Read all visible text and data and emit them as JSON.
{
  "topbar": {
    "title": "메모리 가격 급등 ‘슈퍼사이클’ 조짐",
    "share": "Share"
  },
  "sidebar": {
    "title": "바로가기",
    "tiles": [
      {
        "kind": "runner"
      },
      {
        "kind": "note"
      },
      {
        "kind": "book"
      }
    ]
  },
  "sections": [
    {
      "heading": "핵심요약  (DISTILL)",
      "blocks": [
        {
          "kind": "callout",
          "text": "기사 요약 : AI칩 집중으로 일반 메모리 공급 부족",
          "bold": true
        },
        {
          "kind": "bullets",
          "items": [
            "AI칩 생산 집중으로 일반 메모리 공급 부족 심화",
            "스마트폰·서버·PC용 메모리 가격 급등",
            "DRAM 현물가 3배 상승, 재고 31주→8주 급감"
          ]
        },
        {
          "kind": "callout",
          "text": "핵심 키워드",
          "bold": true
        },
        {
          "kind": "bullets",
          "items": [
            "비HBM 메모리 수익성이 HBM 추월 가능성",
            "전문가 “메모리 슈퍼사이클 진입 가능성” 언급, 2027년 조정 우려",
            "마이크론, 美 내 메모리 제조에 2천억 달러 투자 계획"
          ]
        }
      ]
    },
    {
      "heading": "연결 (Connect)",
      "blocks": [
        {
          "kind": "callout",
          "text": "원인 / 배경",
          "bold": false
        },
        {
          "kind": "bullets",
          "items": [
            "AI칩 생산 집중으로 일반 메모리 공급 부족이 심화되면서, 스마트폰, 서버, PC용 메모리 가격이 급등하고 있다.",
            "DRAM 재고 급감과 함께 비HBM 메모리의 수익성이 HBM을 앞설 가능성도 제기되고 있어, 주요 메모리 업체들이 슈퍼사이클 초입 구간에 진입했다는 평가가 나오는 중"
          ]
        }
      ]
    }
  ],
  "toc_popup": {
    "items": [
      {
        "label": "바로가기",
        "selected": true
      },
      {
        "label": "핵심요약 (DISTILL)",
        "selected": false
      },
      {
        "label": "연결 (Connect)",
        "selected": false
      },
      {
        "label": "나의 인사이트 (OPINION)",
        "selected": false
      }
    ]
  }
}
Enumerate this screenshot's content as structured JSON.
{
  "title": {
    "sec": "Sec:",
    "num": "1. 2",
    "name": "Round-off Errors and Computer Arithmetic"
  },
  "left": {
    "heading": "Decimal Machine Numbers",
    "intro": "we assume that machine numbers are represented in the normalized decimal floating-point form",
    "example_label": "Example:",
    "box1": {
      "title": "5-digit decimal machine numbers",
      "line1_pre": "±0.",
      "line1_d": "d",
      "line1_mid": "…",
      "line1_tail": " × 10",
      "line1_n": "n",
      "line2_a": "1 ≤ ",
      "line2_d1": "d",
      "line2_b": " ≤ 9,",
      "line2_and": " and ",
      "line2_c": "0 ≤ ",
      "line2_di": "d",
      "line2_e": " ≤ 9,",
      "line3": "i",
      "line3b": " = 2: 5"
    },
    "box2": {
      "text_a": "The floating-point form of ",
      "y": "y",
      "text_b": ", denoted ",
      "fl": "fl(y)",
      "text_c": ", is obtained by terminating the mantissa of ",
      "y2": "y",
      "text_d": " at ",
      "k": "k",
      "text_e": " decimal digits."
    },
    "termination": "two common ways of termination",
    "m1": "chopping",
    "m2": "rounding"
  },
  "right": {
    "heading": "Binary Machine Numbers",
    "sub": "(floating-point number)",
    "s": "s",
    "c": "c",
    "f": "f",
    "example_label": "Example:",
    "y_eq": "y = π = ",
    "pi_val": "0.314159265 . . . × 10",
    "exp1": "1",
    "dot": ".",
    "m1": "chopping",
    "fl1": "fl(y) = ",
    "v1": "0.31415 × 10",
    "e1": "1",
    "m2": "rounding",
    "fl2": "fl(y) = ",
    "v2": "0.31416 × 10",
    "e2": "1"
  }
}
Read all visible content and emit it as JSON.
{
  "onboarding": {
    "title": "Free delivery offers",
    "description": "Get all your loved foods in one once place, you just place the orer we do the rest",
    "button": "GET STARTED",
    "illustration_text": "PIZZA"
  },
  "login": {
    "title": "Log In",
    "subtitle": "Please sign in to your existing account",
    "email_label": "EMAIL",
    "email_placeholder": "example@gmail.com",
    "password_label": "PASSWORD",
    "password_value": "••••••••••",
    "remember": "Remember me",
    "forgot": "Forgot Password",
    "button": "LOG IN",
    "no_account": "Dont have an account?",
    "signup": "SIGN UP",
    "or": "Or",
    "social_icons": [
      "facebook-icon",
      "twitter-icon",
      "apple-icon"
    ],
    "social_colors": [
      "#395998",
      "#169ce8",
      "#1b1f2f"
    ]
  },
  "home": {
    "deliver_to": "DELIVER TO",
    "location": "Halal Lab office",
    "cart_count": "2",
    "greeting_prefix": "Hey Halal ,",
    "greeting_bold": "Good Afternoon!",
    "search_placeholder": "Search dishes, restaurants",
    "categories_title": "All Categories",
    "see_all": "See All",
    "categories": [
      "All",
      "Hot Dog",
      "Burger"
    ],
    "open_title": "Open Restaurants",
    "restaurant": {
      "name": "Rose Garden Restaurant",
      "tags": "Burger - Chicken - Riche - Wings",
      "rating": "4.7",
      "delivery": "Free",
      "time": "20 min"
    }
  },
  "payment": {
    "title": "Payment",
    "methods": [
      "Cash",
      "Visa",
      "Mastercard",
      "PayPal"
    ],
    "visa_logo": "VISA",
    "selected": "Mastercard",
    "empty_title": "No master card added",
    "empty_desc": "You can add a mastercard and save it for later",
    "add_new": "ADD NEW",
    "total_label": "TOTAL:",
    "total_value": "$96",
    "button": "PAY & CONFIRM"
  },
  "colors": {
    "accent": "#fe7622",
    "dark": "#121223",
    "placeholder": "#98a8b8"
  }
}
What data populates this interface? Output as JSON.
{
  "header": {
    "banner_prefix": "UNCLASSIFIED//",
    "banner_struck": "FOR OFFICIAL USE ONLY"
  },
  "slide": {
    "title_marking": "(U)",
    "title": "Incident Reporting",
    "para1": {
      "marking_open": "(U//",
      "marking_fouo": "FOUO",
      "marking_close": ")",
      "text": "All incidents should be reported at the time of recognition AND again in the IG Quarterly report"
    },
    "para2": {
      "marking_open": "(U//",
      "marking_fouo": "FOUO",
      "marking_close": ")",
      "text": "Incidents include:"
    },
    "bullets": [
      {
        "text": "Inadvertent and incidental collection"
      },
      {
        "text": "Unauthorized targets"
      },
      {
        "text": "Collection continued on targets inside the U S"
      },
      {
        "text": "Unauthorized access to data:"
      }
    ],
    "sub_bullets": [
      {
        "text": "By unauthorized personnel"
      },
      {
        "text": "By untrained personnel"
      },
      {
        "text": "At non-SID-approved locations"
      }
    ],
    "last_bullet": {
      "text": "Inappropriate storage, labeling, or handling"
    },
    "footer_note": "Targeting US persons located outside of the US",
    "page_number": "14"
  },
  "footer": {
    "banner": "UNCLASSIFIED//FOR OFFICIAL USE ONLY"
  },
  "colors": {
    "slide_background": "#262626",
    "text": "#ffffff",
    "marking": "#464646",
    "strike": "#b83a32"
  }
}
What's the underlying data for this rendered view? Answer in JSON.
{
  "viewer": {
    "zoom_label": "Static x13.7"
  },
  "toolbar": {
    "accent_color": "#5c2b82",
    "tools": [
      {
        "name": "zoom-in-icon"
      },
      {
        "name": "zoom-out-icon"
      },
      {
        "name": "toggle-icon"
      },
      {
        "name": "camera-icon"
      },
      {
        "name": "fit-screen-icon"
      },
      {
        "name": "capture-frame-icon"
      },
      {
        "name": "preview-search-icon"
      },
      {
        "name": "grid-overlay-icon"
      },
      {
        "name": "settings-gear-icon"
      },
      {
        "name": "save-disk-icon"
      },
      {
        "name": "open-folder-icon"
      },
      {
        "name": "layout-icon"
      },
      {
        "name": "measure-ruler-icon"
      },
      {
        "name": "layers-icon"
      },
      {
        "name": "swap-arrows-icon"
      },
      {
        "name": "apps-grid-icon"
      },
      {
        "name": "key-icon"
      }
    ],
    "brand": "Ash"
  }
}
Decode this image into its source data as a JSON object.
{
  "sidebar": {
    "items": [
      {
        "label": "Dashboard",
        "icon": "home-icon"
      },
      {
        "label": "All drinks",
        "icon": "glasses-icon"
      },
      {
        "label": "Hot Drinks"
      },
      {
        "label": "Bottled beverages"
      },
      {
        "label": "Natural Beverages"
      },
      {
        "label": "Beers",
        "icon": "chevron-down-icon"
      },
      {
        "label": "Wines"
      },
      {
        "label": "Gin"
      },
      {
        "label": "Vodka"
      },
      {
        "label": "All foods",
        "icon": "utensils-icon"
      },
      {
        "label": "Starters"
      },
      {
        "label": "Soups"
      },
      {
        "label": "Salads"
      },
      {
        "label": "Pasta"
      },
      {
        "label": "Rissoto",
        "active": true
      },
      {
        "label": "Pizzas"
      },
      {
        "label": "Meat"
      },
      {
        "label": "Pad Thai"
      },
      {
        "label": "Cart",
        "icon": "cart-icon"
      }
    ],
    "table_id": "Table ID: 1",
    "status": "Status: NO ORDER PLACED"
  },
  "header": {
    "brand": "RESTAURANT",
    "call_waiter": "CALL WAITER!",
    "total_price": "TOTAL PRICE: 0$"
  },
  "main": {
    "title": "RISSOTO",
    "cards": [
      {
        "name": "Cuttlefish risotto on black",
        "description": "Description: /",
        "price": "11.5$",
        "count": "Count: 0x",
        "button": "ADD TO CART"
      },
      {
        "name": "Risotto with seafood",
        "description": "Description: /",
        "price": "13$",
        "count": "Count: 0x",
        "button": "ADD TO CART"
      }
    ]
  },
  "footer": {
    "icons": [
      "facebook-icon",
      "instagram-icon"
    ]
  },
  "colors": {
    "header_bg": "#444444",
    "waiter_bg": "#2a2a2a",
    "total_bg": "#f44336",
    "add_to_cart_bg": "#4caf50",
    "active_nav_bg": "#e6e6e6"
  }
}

*WORK TO BE COMPLETED*:
Tell how many lines of the data include the word "floating", and nothing else.

*FINISHED TASK*:
3